**EXERCISE DIRECTIONS**
Copy each line that has the string "aumenta" somewhere in it.

**MATERIAL**
* * * * * * *
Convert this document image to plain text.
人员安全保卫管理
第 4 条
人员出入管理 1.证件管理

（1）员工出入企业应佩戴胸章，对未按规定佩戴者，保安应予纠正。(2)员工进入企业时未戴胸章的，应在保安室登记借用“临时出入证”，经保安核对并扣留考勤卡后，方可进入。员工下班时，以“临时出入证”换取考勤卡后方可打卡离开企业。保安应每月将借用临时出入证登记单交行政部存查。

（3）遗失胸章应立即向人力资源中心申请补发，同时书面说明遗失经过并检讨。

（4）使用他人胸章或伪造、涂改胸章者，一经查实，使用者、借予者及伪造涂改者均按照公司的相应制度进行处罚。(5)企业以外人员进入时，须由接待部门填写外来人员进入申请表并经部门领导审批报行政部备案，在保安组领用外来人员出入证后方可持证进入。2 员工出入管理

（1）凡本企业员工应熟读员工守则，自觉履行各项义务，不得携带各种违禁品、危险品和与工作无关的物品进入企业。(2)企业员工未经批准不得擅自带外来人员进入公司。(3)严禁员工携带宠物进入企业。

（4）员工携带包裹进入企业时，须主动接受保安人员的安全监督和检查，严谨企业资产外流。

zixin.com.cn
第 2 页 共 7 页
* * * * * * *
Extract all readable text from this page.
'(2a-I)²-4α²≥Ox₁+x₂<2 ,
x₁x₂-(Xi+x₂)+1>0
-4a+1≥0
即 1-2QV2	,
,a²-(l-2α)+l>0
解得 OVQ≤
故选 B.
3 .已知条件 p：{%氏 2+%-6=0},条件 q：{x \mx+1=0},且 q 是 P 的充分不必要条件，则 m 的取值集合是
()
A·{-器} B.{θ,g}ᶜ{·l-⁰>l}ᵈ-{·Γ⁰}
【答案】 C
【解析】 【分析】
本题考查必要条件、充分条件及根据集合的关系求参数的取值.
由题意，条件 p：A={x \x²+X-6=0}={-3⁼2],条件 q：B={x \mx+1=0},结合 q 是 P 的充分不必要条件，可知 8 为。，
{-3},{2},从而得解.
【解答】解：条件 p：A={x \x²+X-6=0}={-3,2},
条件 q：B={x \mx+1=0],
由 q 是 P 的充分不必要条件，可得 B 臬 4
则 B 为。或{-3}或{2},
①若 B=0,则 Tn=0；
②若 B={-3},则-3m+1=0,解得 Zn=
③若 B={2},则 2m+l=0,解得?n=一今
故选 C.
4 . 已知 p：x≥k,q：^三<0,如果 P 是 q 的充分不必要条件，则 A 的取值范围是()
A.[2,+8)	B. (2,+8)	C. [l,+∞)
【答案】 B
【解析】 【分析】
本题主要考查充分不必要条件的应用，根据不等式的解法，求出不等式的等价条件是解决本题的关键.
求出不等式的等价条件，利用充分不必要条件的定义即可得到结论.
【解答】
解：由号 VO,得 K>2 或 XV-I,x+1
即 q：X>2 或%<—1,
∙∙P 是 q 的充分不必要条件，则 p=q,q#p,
* * * * * * *
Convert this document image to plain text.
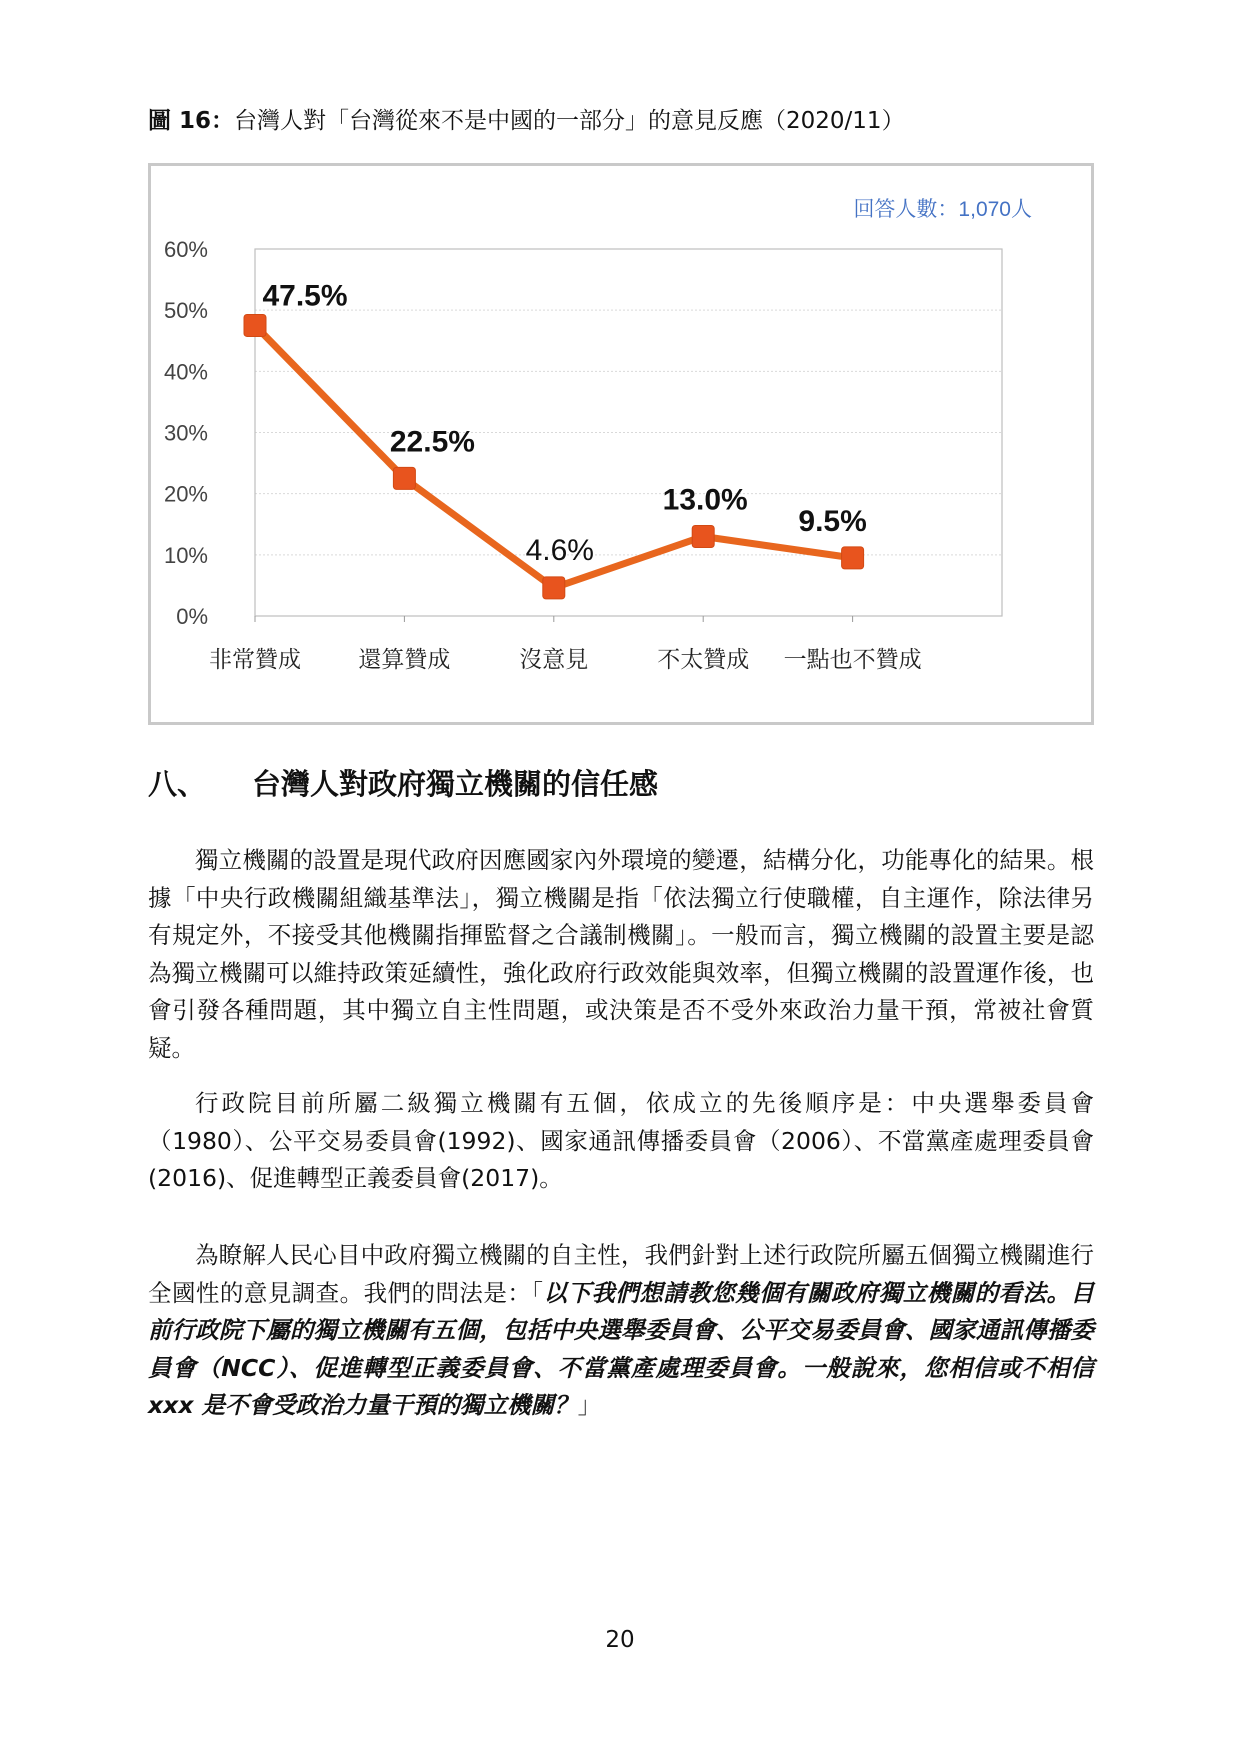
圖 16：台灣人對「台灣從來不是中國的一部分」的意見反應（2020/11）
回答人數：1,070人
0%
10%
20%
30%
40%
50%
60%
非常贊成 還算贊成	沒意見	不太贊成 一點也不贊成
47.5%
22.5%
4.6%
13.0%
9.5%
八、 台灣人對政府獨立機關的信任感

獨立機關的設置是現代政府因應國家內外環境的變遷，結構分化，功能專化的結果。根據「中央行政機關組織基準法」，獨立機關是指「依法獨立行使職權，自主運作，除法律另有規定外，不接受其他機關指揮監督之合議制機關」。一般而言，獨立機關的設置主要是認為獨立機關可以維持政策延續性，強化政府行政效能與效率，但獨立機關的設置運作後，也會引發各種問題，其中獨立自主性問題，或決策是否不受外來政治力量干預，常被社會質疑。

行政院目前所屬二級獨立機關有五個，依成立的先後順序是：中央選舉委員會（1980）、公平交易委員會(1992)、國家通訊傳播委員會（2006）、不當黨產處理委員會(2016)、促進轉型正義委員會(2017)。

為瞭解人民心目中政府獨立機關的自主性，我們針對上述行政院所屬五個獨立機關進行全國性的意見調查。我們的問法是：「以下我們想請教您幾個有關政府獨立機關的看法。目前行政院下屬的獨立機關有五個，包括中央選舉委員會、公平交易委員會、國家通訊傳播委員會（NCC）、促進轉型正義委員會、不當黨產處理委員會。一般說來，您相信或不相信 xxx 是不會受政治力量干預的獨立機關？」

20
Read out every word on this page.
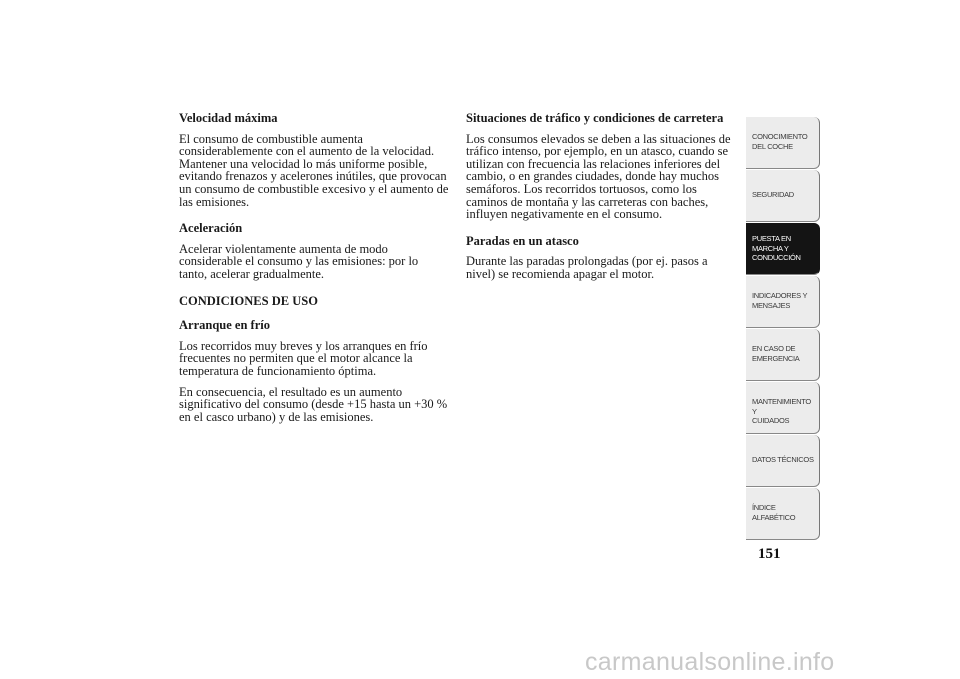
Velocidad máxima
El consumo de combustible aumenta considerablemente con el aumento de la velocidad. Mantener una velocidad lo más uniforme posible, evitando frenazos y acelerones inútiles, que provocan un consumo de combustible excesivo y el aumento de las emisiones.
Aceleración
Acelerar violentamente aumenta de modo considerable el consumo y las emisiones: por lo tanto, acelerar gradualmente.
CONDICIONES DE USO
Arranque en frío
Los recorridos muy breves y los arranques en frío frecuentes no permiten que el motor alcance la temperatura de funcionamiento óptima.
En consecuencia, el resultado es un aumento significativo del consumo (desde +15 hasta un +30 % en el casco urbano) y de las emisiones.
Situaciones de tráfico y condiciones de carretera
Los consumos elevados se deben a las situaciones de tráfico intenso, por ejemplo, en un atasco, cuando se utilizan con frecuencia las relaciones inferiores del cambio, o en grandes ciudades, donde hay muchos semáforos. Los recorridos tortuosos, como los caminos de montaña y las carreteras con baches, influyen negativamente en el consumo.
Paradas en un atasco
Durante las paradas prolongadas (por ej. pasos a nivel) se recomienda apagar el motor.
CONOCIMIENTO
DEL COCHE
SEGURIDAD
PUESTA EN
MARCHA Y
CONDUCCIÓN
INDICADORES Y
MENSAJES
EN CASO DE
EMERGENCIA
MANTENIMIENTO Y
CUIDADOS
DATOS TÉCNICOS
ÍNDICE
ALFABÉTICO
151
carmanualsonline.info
* * * * * * *
**WRITTEN RESPONSE**
El consumo de combustible aumenta considerablemente con el aumento de la velocidad. Mantener una velocidad lo más uniforme posible, evitando frenazos y acelerones inútiles, que provocan un consumo de combustible excesivo y el aumento de las emisiones.
Acelerar violentamente aumenta de modo considerable el consumo y las emisiones: por lo tanto, acelerar gradualmente.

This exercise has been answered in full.